Au sein malsain de l’ère du
capitalisme cynique, épiphanie de médiocrité aux farces et attrapes
démocratiques, le seigneur-saigneur cristallise le prix à payer pour survivre,
perdurer, se reproduire par procuration : il s’agit de se nourrir
d’autrui, de le spolier de son sang, de son jugement, de sa vie sous influence
et emprise. Dracula, dont les sonorités du seul nom émoustillaient tant Oscar
Wilde, paraphe la duplicité des signes, la sémiologie à double tranchant des formes,
à la fois exploiteur et exploité, chasseur et proie, être de chair, donc
putrescent, et pure figure de récit, créature thématique ouverte à l’infinité
des lectures dans sa pérennité d’imagination humaine, trop humaine.
Le Dracula de Dan
À la hauteur de sa positive
réputation, le téléfilm, sorti en salles à la Duel, séduit dès son superbe
prologue « canin ». L’auteur de Dark Shadows, doté d’un vrai talent,
démontre la porosité des frontières entre les écrans petit ou grand et rappelle
l’admirable travail disons domestique d’un Stephen Frears ou d’un Krzysztof
Kieślowski. Outre la « belle infidèle » de la traduction de Matheson,
qui ose l’identification du protagoniste au voïvode « empaleur »,
le métrage bénéficie d’un faisceau d’artistes inspirés aux postes majeurs. Ainsi,
les notes puissantes et délicates de Robert Cobert s’inscrivent dans le souvenir auditif des
partitions de James Bernard pour Terence Fisher. Le montage rythmé, équilibré, serein
de Richard A. Harris souligne qu’il œuvra sur trois titres de James Cameron, Terminator
2 : Le Jugement dernier, True Lies, Titanic, un de John
McTiernan, Last Action Hero, et le fervent X-Files : Régénération.
La direction de la photographie, évocatrice dans sa douceur réaliste, illustre
la grande maîtrise d’Oswald Morris, complice de John Huston (Moulin
Rouge, Moby Dick, au côté de Freddie Francis, Reflets
dans un œil d’or, L’Homme qui voulut être roi),
visible itou sur Lolita, La Colline des hommes perdus, l’oscarisé
Un
violon sur le toit, Le Limier ou Dark
Crystal. Jack Palance, autrefois sidérant dans Le Grand Couteau,
surprenant dans Le Mépris, un temps effrayé par le rôle, avoue-t-il avec le
sourire dans le bonus, pas mécontent
de quitter sa cape de cruel des Carpates, compose un comte mémorable, alliage
singulier d’une virilité vengeresse, dans le sillage du Frankenstein de Mary
Shelley, et d’une tendresse dévorante, au lyrisme douceâtre presque
hamiltonien.
===
§ Consignes de la tâche
D'après l'extrait consacré au téléfilm Dracula, à qui doit-on la direction de la photographie ?

§ Entrées fournies
===
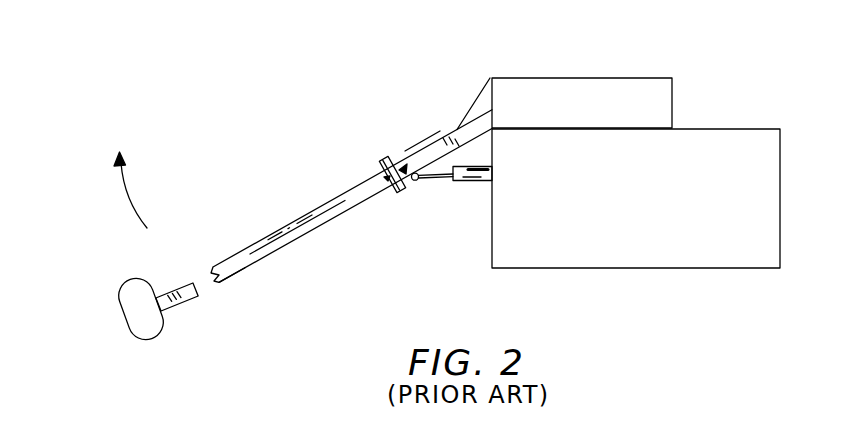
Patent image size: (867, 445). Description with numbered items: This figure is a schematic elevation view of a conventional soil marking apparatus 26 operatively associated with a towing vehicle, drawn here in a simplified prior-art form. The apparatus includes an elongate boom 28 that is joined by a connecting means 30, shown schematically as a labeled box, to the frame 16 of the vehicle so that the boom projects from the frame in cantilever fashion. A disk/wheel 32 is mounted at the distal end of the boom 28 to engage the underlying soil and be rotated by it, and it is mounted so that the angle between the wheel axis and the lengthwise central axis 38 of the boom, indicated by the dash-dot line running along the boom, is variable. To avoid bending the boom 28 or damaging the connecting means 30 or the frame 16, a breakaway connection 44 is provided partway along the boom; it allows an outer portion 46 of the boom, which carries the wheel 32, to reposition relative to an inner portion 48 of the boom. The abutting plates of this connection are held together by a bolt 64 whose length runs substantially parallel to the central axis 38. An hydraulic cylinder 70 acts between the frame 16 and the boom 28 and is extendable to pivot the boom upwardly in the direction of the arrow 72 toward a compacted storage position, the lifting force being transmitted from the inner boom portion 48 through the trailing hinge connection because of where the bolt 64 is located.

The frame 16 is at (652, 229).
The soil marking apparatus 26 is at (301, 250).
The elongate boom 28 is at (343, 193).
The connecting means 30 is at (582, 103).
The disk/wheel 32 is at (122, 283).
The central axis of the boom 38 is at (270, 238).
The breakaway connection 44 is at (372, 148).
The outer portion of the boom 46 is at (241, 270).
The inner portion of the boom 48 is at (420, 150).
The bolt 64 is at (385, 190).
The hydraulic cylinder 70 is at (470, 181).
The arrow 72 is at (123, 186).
===
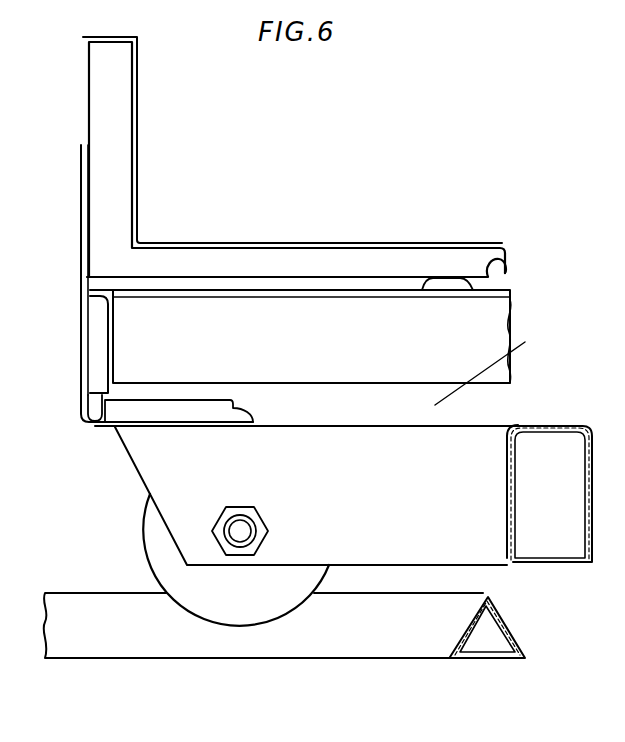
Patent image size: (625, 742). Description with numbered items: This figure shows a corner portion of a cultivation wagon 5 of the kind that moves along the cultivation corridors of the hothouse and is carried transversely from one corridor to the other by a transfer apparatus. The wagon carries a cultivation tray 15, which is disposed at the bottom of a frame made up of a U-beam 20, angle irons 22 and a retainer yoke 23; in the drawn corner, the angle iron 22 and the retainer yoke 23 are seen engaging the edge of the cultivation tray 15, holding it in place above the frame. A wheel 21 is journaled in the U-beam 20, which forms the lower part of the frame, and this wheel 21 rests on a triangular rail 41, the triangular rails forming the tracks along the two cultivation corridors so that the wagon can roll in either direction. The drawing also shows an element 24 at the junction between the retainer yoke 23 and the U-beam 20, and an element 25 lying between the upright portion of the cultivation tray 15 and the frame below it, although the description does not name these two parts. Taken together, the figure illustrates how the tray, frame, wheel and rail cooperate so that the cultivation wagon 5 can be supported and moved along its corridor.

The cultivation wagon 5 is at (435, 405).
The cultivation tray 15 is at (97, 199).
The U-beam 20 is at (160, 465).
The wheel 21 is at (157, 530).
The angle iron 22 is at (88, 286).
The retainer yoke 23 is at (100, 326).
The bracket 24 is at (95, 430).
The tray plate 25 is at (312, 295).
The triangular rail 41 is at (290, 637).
===
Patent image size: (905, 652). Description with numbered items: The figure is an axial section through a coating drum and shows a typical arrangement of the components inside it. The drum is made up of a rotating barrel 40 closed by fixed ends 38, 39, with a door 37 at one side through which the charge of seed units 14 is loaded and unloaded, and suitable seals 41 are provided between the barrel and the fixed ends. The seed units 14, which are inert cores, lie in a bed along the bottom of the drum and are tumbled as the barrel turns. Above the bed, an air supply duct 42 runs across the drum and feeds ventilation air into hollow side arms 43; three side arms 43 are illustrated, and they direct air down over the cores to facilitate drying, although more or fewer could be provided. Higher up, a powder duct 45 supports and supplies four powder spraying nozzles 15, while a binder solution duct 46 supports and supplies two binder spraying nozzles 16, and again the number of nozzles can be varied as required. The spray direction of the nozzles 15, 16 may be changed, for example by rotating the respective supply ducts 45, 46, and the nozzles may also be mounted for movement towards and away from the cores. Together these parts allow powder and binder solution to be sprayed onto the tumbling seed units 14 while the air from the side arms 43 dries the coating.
===
§ Réponse rédigée
À Oswald Morris.